— START OF Provided data —
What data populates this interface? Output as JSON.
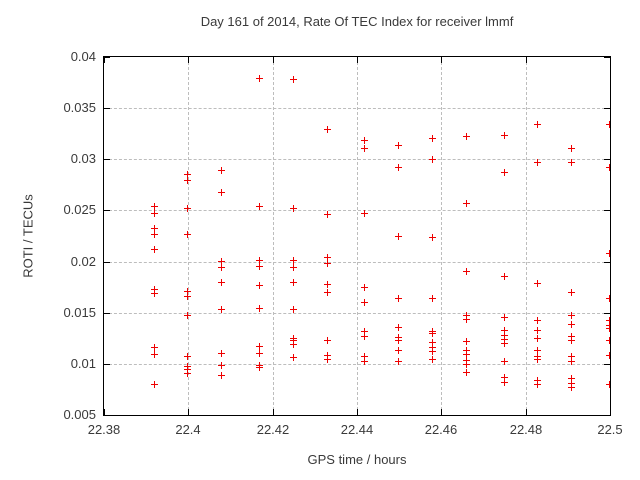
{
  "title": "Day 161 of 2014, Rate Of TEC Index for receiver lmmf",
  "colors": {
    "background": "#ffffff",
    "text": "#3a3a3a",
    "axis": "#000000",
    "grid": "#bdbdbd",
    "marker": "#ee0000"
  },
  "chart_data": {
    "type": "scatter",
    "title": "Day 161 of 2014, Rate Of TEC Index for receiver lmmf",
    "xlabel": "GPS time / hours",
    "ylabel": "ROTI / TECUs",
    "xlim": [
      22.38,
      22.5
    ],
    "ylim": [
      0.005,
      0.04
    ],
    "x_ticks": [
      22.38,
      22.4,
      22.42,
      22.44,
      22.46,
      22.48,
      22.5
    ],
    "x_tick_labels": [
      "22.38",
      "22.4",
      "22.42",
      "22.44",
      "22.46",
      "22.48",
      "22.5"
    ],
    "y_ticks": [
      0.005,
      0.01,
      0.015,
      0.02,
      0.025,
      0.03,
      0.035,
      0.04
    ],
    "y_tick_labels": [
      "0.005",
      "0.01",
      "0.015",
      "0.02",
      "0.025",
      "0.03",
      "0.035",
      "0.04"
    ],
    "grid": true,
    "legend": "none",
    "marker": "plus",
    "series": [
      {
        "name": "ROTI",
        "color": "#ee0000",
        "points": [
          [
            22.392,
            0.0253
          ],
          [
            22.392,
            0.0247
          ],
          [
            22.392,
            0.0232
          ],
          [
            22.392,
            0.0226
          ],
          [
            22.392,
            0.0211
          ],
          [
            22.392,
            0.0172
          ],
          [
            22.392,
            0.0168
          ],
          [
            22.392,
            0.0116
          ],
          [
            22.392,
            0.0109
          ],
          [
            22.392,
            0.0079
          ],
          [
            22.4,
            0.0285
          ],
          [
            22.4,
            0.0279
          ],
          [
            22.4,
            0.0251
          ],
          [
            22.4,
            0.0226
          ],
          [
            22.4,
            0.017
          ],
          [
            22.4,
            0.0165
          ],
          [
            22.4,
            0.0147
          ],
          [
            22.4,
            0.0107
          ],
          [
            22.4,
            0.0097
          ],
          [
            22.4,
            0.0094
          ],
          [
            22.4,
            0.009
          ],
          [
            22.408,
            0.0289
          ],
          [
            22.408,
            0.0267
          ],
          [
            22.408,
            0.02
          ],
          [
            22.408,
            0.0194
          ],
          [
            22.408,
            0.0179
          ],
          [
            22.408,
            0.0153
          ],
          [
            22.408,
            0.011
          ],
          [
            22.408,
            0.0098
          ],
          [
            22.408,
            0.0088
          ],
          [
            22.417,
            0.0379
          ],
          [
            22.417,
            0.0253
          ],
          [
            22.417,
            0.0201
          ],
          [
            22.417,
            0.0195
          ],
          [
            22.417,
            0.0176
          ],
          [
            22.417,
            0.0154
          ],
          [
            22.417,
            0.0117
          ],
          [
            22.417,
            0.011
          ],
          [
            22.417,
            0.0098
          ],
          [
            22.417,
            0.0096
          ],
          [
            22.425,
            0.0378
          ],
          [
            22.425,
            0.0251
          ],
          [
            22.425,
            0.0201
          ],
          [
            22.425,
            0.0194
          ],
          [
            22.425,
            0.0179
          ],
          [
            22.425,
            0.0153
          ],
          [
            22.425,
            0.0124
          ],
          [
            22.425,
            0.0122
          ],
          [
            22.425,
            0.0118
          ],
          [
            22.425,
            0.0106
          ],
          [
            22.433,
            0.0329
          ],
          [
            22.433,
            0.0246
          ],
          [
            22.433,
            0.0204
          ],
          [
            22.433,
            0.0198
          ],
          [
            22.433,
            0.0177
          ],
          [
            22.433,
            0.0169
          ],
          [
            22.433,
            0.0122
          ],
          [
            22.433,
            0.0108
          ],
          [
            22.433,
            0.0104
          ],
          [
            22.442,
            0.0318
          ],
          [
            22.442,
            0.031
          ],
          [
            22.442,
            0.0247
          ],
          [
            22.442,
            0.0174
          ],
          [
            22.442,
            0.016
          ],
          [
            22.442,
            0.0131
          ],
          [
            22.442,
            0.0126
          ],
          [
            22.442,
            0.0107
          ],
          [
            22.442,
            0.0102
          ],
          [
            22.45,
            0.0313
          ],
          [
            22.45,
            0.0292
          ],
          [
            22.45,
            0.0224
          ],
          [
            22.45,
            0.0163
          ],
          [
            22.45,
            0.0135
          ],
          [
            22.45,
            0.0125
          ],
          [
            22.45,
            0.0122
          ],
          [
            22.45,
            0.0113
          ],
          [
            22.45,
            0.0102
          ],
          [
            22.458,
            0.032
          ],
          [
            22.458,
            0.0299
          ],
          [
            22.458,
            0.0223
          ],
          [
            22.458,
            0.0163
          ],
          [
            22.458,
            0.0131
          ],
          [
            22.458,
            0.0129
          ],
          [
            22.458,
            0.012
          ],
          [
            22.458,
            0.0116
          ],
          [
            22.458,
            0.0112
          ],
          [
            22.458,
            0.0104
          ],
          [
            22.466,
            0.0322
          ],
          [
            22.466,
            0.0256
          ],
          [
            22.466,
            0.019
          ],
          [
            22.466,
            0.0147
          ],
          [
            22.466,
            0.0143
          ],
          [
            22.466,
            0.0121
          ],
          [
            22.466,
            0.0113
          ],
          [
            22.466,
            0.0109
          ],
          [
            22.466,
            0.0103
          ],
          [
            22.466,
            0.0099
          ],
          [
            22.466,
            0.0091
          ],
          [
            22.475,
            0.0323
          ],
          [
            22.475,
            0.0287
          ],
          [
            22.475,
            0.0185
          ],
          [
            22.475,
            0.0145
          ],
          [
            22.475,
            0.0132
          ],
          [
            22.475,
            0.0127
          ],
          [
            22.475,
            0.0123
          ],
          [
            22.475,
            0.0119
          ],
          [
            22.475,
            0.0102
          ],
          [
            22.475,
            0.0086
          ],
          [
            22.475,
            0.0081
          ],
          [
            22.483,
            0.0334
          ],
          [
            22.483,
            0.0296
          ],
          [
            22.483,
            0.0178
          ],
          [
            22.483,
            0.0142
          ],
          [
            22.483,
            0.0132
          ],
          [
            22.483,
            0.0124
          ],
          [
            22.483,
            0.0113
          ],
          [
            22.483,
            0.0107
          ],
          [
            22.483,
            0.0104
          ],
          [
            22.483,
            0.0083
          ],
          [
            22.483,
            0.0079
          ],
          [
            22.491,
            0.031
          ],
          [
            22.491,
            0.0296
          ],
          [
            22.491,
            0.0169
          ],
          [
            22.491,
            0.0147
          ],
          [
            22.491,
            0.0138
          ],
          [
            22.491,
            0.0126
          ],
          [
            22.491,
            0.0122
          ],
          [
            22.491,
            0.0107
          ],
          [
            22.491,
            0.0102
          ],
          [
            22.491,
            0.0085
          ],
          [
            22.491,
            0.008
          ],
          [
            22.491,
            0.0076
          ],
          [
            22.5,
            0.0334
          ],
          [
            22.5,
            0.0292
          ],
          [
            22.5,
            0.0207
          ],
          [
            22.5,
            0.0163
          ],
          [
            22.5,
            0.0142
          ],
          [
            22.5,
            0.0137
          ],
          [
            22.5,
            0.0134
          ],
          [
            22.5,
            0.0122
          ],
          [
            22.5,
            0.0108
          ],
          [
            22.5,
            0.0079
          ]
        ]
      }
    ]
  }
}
— END OF Provided data —
## [The request]
Report the number of lines in the listing where the string "lmmf" appears, and nothing besides.

## [Output of the task]
2